Records supplied
■ ■ ■ ■

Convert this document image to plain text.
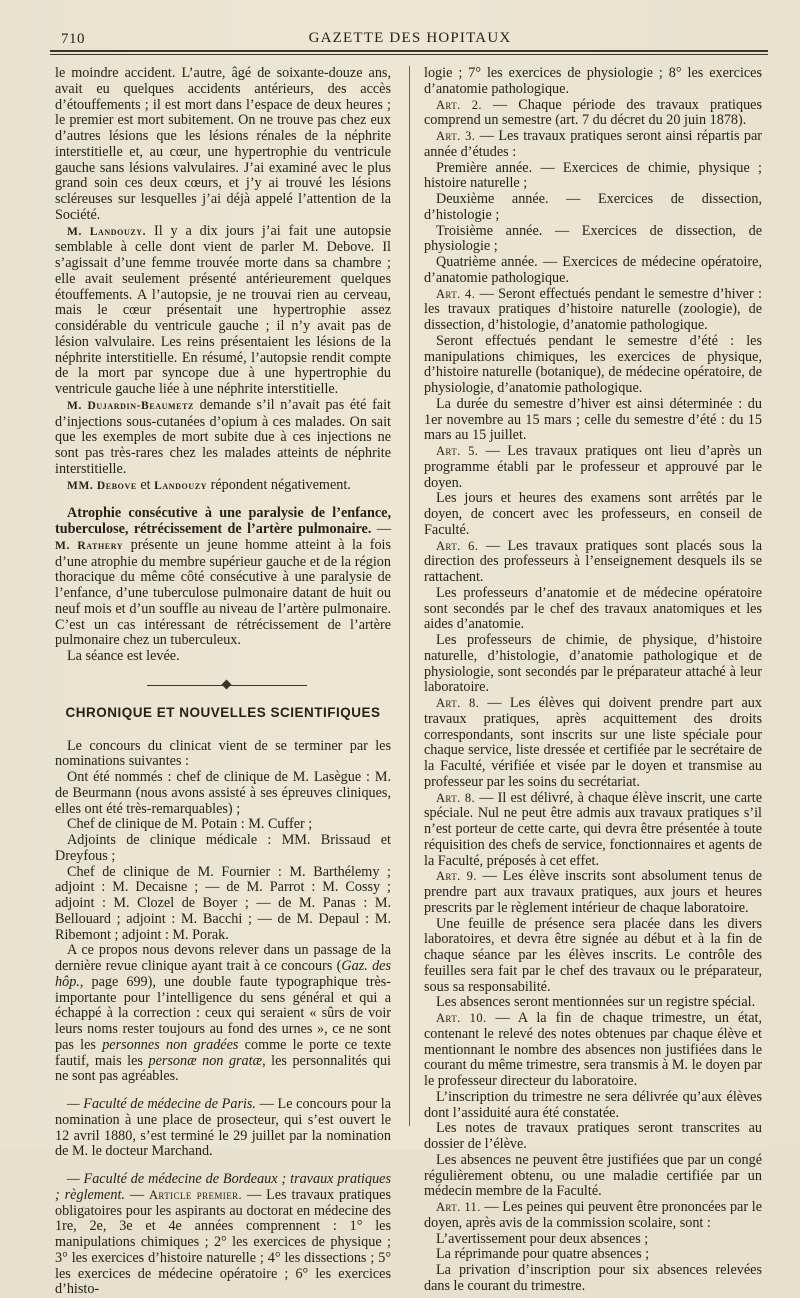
710	GAZETTE DES HOPITAUX

le moindre accident. L’autre, âgé de soixante-douze ans, avait eu quelques accidents antérieurs, des accès d’étouffements ; il est mort dans l’espace de deux heures ; le premier est mort subitement. On ne trouve pas chez eux d’autres lésions que les lésions rénales de la néphrite interstitielle et, au cœur, une hypertrophie du ventricule gauche sans lésions valvulaires. J’ai examiné avec le plus grand soin ces deux cœurs, et j’y ai trouvé les lésions scléreuses sur lesquelles j’ai déjà appelé l’attention de la Société.

M. Landouzy. Il y a dix jours j’ai fait une autopsie semblable à celle dont vient de parler M. Debove. Il s’agissait d’une femme trouvée morte dans sa chambre ; elle avait seulement présenté antérieurement quelques étouffements. A l’autopsie, je ne trouvai rien au cerveau, mais le cœur présentait une hypertrophie assez considérable du ventricule gauche ; il n’y avait pas de lésion valvulaire. Les reins présentaient les lésions de la néphrite interstitielle. En résumé, l’autopsie rendit compte de la mort par syncope due à une hypertrophie du ventricule gauche liée à une néphrite interstitielle.

M. Dujardin-Beaumetz demande s’il n’avait pas été fait d’injections sous-cutanées d’opium à ces malades. On sait que les exemples de mort subite due à ces injections ne sont pas très-rares chez les malades atteints de néphrite interstitielle.

MM. Debove et Landouzy répondent négativement.

Atrophie consécutive à une paralysie de l’enfance, tuberculose, rétrécissement de l’artère pulmonaire. — M. Rathery présente un jeune homme atteint à la fois d’une atrophie du membre supérieur gauche et de la région thoracique du même côté consécutive à une paralysie de l’enfance, d’une tuberculose pulmonaire datant de huit ou neuf mois et d’un souffle au niveau de l’artère pulmonaire. C’est un cas intéressant de rétrécissement de l’artère pulmonaire chez un tuberculeux.

La séance est levée.

CHRONIQUE ET NOUVELLES SCIENTIFIQUES

Le concours du clinicat vient de se terminer par les nominations suivantes :

Ont été nommés : chef de clinique de M. Lasègue : M. de Beurmann (nous avons assisté à ses épreuves cliniques, elles ont été très-remarquables) ;

Chef de clinique de M. Potain : M. Cuffer ;

Adjoints de clinique médicale : MM. Brissaud et Dreyfous ;

Chef de clinique de M. Fournier : M. Barthélemy ; adjoint : M. Decaisne ; — de M. Parrot : M. Cossy ; adjoint : M. Clozel de Boyer ; — de M. Panas : M. Bellouard ; adjoint : M. Bacchi ; — de M. Depaul : M. Ribemont ; adjoint : M. Porak.

A ce propos nous devons relever dans un passage de la dernière revue clinique ayant trait à ce concours (Gaz. des hôp., page 699), une double faute typographique très-importante pour l’intelligence du sens général et qui a échappé à la correction : ceux qui seraient « sûrs de voir leurs noms rester toujours au fond des urnes », ce ne sont pas les personnes non gradées comme le porte ce texte fautif, mais les personæ non gratæ, les personnalités qui ne sont pas agréables.

— Faculté de médecine de Paris. — Le concours pour la nomination à une place de prosecteur, qui s’est ouvert le 12 avril 1880, s’est terminé le 29 juillet par la nomination de M. le docteur Marchand.

— Faculté de médecine de Bordeaux ; travaux pratiques ; règlement. — Article premier. — Les travaux pratiques obligatoires pour les aspirants au doctorat en médecine des 1re, 2e, 3e et 4e années comprennent : 1° les manipulations chimiques ; 2° les exercices de physique ; 3° les exercices d’histoire naturelle ; 4° les dissections ; 5° les exercices de médecine opératoire ; 6° les exercices d’histo-

logie ; 7° les exercices de physiologie ; 8° les exercices d’anatomie pathologique.

Art. 2. — Chaque période des travaux pratiques comprend un semestre (art. 7 du décret du 20 juin 1878).

Art. 3. — Les travaux pratiques seront ainsi répartis par année d’études :

Première année. — Exercices de chimie, physique ; histoire naturelle ;

Deuxième année. — Exercices de dissection, d’histologie ;

Troisième année. — Exercices de dissection, de physiologie ;

Quatrième année. — Exercices de médecine opératoire, d’anatomie pathologique.

Art. 4. — Seront effectués pendant le semestre d’hiver : les travaux pratiques d’histoire naturelle (zoologie), de dissection, d’histologie, d’anatomie pathologique.

Seront effectués pendant le semestre d’été : les manipulations chimiques, les exercices de physique, d’histoire naturelle (botanique), de médecine opératoire, de physiologie, d’anatomie pathologique.

La durée du semestre d’hiver est ainsi déterminée : du 1er novembre au 15 mars ; celle du semestre d’été : du 15 mars au 15 juillet.

Art. 5. — Les travaux pratiques ont lieu d’après un programme établi par le professeur et approuvé par le doyen.

Les jours et heures des examens sont arrêtés par le doyen, de concert avec les professeurs, en conseil de Faculté.

Art. 6. — Les travaux pratiques sont placés sous la direction des professeurs à l’enseignement desquels ils se rattachent.

Les professeurs d’anatomie et de médecine opératoire sont secondés par le chef des travaux anatomiques et les aides d’anatomie.

Les professeurs de chimie, de physique, d’histoire naturelle, d’histologie, d’anatomie pathologique et de physiologie, sont secondés par le préparateur attaché à leur laboratoire.

Art. 8. — Les élèves qui doivent prendre part aux travaux pratiques, après acquittement des droits correspondants, sont inscrits sur une liste spéciale pour chaque service, liste dressée et certifiée par le secrétaire de la Faculté, vérifiée et visée par le doyen et transmise au professeur par les soins du secrétariat.

Art. 8. — Il est délivré, à chaque élève inscrit, une carte spéciale. Nul ne peut être admis aux travaux pratiques s’il n’est porteur de cette carte, qui devra être présentée à toute réquisition des chefs de service, fonctionnaires et agents de la Faculté, préposés à cet effet.

Art. 9. — Les élève inscrits sont absolument tenus de prendre part aux travaux pratiques, aux jours et heures prescrits par le règlement intérieur de chaque laboratoire.

Une feuille de présence sera placée dans les divers laboratoires, et devra être signée au début et à la fin de chaque séance par les élèves inscrits. Le contrôle des feuilles sera fait par le chef des travaux ou le préparateur, sous sa responsabilité.

Les absences seront mentionnées sur un registre spécial.

Art. 10. — A la fin de chaque trimestre, un état, contenant le relevé des notes obtenues par chaque élève et mentionnant le nombre des absences non justifiées dans le courant du même trimestre, sera transmis à M. le doyen par le professeur directeur du laboratoire.

L’inscription du trimestre ne sera délivrée qu’aux élèves dont l’assiduité aura été constatée.

Les notes de travaux pratiques seront transcrites au dossier de l’élève.

Les absences ne peuvent être justifiées que par un congé régulièrement obtenu, ou une maladie certifiée par un médecin membre de la Faculté.

Art. 11. — Les peines qui peuvent être prononcées par le doyen, après avis de la commission scolaire, sont :

L’avertissement pour deux absences ;

La réprimande pour quatre absences ;

La privation d’inscription pour six absences relevées dans le courant du trimestre.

■ ■ ■ ■

Given exercise
Give the count of lines in the records that contain "manipulations", and no other text.

Complete answer
2